Work to do | Locate each line of the material that contains "name", then return it.

Given data |
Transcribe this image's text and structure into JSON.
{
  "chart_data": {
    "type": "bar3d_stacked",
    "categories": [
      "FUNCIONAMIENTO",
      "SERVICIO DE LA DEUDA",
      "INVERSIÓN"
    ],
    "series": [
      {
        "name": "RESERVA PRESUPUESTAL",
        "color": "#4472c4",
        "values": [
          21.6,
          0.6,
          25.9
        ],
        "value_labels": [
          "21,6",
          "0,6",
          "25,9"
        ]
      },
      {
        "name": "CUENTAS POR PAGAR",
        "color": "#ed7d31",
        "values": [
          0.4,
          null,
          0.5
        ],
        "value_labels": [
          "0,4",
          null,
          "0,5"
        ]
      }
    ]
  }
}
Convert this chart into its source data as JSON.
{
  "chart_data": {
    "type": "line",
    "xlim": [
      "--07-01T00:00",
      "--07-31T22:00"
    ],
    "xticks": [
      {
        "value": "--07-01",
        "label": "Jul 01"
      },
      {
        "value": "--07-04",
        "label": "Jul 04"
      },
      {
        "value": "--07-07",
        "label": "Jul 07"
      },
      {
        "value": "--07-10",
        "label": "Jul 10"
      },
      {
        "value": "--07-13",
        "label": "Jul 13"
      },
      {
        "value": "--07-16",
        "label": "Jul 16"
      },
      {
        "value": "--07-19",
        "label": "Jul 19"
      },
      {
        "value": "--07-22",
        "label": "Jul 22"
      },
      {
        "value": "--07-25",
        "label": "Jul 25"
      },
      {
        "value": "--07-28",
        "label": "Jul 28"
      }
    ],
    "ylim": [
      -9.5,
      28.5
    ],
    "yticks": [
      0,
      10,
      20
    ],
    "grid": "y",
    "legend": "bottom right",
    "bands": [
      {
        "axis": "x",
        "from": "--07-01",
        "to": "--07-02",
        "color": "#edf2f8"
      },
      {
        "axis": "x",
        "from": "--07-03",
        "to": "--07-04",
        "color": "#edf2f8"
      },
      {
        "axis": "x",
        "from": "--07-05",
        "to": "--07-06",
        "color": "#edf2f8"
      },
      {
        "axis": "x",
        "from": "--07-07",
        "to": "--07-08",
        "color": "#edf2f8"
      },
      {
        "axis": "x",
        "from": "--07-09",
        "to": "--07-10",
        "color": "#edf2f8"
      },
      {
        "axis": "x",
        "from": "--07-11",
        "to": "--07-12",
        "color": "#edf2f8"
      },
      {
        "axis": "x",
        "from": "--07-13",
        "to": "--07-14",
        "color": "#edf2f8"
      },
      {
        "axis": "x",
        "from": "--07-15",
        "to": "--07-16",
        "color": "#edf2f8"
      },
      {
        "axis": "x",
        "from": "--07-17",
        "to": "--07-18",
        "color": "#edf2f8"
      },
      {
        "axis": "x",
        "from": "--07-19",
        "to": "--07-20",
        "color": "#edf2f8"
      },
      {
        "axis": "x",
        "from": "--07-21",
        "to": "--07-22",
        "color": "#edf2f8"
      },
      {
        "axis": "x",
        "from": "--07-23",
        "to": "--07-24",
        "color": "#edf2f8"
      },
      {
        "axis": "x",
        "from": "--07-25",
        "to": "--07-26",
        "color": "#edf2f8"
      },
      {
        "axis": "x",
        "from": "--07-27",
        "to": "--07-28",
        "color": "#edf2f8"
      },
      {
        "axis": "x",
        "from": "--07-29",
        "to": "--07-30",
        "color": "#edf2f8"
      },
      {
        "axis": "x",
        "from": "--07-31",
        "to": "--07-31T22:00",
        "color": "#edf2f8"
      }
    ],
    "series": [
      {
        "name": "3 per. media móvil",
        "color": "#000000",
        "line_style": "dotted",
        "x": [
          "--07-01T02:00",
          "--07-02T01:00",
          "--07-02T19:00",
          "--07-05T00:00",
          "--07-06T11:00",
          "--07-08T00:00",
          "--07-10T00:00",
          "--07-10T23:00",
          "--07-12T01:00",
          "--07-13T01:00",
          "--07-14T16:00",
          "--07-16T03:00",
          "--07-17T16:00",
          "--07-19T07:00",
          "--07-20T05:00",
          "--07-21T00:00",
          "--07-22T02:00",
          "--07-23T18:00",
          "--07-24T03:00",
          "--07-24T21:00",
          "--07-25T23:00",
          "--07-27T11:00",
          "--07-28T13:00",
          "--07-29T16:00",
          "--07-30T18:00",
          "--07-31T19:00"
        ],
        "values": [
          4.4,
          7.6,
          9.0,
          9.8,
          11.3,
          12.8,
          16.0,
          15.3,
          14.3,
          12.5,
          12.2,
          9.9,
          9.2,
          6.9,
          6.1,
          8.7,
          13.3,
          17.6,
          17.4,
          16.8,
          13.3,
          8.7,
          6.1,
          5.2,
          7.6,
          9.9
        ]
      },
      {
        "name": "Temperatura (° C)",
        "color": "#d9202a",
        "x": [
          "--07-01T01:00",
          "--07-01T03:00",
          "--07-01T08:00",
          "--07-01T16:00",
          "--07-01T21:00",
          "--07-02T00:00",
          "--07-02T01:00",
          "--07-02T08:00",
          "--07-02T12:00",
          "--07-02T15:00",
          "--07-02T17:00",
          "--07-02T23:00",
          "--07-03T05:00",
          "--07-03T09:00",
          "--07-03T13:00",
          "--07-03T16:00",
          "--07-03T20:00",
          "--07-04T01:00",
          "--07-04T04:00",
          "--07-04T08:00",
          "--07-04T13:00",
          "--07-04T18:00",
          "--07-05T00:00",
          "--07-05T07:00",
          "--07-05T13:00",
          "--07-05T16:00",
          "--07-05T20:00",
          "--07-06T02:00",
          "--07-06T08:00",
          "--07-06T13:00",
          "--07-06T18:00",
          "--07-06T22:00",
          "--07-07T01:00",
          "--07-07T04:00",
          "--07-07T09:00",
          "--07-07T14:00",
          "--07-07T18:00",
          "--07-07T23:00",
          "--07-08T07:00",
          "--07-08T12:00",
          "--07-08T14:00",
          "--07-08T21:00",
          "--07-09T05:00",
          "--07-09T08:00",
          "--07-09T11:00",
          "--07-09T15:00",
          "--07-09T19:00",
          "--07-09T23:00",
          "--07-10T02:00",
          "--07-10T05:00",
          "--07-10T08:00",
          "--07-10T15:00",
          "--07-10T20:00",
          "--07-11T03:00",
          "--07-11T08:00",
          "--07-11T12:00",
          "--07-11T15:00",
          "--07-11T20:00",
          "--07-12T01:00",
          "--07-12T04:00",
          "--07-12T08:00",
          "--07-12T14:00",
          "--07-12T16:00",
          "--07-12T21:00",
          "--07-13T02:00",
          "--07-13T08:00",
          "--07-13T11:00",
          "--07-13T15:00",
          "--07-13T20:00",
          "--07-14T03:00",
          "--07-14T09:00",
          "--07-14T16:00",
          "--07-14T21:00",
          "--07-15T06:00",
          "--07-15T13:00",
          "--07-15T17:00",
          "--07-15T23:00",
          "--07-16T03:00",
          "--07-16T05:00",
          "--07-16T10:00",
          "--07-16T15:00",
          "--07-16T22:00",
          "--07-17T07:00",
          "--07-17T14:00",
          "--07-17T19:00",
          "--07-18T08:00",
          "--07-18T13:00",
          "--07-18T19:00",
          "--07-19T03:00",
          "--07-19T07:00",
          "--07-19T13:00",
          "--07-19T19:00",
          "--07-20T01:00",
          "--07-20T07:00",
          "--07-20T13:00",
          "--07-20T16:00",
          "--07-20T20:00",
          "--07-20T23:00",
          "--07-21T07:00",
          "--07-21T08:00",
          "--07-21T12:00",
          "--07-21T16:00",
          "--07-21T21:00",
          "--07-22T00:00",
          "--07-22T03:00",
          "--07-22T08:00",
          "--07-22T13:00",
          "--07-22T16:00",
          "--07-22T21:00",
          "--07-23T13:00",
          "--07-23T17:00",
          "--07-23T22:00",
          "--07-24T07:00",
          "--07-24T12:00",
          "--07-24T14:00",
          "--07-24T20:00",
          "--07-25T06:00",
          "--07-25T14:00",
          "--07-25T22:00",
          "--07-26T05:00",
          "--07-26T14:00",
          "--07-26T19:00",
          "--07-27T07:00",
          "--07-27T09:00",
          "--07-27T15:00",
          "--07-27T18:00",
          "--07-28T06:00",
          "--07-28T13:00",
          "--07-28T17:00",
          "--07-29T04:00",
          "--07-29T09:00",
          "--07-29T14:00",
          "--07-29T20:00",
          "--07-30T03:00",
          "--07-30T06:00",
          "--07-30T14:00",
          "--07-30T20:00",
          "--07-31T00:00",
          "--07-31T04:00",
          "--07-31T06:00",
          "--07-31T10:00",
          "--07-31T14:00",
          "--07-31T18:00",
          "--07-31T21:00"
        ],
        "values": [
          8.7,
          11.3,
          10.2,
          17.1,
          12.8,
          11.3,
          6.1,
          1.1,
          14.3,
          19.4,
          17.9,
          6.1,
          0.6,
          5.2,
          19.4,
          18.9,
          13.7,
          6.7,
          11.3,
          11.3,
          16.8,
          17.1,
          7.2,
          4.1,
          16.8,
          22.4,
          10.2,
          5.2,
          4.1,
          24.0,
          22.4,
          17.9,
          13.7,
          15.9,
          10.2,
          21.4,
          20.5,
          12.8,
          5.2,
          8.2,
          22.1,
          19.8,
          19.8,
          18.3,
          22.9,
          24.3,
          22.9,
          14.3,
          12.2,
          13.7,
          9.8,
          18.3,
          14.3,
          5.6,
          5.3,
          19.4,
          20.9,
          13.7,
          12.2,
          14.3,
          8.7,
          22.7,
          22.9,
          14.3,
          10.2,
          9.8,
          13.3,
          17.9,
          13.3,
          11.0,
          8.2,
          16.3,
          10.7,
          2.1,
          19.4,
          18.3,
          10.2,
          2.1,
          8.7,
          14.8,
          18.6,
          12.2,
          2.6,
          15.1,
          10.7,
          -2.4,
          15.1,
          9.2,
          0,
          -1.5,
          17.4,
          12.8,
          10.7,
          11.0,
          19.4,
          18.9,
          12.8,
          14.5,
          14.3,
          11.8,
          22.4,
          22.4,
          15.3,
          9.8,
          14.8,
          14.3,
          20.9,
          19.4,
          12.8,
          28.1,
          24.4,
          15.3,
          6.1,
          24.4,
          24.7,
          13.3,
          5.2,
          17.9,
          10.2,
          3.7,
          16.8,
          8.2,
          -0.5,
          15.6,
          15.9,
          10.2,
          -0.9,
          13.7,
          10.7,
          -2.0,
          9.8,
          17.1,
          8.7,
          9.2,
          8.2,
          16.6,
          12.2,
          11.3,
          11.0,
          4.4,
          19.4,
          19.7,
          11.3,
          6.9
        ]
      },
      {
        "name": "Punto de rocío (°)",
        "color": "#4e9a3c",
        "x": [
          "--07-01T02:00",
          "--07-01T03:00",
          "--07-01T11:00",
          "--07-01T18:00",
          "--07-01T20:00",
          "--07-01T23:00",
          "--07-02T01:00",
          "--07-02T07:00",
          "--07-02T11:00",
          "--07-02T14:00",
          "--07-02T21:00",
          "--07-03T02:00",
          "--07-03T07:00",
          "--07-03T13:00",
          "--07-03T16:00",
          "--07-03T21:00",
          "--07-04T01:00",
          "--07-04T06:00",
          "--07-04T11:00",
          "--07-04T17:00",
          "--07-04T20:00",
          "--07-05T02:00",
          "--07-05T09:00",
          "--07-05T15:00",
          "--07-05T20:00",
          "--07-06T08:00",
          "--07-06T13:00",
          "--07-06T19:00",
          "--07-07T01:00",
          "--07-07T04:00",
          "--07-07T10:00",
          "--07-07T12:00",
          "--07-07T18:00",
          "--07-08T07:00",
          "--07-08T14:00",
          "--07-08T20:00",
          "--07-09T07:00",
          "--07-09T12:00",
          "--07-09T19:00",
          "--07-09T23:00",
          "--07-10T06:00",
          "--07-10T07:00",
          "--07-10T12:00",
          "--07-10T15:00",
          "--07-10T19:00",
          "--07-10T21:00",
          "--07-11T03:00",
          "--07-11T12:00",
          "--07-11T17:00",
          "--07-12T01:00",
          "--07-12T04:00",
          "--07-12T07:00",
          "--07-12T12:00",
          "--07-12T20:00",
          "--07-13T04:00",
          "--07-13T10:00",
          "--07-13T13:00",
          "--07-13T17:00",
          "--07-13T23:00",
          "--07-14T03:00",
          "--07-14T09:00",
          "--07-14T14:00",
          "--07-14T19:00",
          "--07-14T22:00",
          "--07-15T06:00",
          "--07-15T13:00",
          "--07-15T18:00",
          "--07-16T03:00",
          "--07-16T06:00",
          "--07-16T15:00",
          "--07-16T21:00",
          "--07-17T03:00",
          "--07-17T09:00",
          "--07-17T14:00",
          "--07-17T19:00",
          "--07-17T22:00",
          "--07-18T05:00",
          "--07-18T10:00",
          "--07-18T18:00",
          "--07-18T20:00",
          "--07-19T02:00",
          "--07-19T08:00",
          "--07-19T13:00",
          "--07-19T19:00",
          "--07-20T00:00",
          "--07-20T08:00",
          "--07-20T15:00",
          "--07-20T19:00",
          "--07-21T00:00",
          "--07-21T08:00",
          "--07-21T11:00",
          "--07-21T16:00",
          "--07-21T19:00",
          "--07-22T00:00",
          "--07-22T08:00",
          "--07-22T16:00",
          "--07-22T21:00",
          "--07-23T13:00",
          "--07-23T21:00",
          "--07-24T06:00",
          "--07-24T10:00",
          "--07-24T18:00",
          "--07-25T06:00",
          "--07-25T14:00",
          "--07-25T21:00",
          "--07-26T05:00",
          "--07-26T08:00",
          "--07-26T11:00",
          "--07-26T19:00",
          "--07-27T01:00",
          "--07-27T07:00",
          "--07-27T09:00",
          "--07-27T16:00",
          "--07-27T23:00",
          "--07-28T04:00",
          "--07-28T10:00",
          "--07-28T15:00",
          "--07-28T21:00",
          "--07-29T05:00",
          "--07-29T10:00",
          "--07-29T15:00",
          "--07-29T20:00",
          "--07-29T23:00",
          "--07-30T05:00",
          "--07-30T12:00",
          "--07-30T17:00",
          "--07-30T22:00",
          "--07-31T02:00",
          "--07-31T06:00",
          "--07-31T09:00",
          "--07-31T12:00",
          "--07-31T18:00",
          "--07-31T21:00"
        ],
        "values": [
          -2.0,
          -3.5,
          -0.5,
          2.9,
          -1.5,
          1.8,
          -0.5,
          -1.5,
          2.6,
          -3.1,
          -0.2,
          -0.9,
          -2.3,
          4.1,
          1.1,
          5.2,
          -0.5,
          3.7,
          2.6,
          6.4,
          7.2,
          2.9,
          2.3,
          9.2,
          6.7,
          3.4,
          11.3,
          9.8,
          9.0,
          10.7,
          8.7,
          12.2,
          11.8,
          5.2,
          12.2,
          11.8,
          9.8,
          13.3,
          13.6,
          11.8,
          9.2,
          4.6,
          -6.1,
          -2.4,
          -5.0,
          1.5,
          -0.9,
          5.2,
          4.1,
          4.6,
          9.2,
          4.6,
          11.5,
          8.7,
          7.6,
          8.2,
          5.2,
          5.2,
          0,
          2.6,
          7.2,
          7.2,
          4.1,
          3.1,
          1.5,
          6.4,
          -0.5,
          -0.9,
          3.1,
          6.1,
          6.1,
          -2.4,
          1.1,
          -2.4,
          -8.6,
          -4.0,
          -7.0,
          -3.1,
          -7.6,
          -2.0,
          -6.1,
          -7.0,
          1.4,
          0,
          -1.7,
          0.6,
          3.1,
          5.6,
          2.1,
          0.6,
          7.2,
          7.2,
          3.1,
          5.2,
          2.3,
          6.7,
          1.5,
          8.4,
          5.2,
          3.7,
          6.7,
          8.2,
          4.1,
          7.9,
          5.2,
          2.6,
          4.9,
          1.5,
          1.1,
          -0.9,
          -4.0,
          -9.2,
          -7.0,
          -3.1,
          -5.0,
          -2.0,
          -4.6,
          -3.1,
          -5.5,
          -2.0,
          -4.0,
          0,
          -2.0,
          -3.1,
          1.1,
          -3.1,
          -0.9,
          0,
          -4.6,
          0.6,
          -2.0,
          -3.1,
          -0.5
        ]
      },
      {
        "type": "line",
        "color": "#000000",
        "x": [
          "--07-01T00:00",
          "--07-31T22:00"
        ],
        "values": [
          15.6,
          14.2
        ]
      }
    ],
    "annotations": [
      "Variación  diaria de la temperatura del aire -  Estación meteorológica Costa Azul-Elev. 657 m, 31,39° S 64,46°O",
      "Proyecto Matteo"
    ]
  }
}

Worked answer |
        "name": "RESERVA PRESUPUESTAL",
        "name": "CUENTAS POR PAGAR",
        "name": "3 per. media móvil",
        "name": "Temperatura (° C)",
        "name": "Punto de rocío (°)",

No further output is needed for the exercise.